→ WHAT YOU NEED TO DO:
Reproduce each record below exactly as written.

→ INPUT RECORDS:
····················

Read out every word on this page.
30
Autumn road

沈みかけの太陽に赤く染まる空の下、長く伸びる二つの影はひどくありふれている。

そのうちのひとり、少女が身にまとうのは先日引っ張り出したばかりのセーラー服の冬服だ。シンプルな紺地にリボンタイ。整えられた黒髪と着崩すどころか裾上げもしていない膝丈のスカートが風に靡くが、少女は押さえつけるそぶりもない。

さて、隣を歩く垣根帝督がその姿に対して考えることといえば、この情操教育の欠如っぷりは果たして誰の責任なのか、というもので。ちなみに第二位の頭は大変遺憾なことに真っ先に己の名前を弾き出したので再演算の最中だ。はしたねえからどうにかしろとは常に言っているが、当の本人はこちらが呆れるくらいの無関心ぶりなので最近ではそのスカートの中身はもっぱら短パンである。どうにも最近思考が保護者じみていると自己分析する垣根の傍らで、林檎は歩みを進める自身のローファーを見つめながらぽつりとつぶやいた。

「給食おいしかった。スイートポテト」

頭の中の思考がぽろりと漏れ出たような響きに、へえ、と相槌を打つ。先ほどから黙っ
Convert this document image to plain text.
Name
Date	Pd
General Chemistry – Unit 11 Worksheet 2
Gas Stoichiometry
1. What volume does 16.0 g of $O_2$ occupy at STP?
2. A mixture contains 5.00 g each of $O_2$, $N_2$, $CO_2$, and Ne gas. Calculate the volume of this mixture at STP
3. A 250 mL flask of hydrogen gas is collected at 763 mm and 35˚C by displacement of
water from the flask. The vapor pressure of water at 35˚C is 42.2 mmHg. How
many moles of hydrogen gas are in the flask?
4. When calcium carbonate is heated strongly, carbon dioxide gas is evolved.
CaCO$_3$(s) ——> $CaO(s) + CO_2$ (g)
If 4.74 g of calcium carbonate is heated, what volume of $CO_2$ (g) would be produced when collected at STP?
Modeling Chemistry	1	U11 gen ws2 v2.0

····················

→ RESPONSE TO THIS TASK:
Read out every word on this page.
30
Autumn road

沈みかけの太陽に赤く染まる空の下、長く伸びる二つの影はひどくありふれている。

そのうちのひとり、少女が身にまとうのは先日引っ張り出したばかりのセーラー服の冬服だ。シンプルな紺地にリボンタイ。整えられた黒髪と着崩すどころか裾上げもしていない膝丈のスカートが風に靡くが、少女は押さえつけるそぶりもない。

さて、隣を歩く垣根帝督がその姿に対して考えることといえば、この情操教育の欠如っぷりは果たして誰の責任なのか、というもので。ちなみに第二位の頭は大変遺憾なことに真っ先に己の名前を弾き出したので再演算の最中だ。はしたねえからどうにかしろとは常に言っているが、当の本人はこちらが呆れるくらいの無関心ぶりなので最近ではそのスカートの中身はもっぱら短パンである。どうにも最近思考が保護者じみていると自己分析する垣根の傍らで、林檎は歩みを進める自身のローファーを見つめながらぽつりとつぶやいた。

「給食おいしかった。スイートポテト」

頭の中の思考がぽろりと漏れ出たような響きに、へえ、と相槌を打つ。先ほどから黙っ
Convert this document image to plain text.
Name
Date	Pd
General Chemistry – Unit 11 Worksheet 2
Gas Stoichiometry
1. What volume does 16.0 g of $O_2$ occupy at STP?
2. A mixture contains 5.00 g each of $O_2$, $N_2$, $CO_2$, and Ne gas. Calculate the volume of this mixture at STP
3. A 250 mL flask of hydrogen gas is collected at 763 mm and 35˚C by displacement of
water from the flask. The vapor pressure of water at 35˚C is 42.2 mmHg. How
many moles of hydrogen gas are in the flask?
4. When calcium carbonate is heated strongly, carbon dioxide gas is evolved.
CaCO$_3$(s) ——> $CaO(s) + CO_2$ (g)
If 4.74 g of calcium carbonate is heated, what volume of $CO_2$ (g) would be produced when collected at STP?
Modeling Chemistry	1	U11 gen ws2 v2.0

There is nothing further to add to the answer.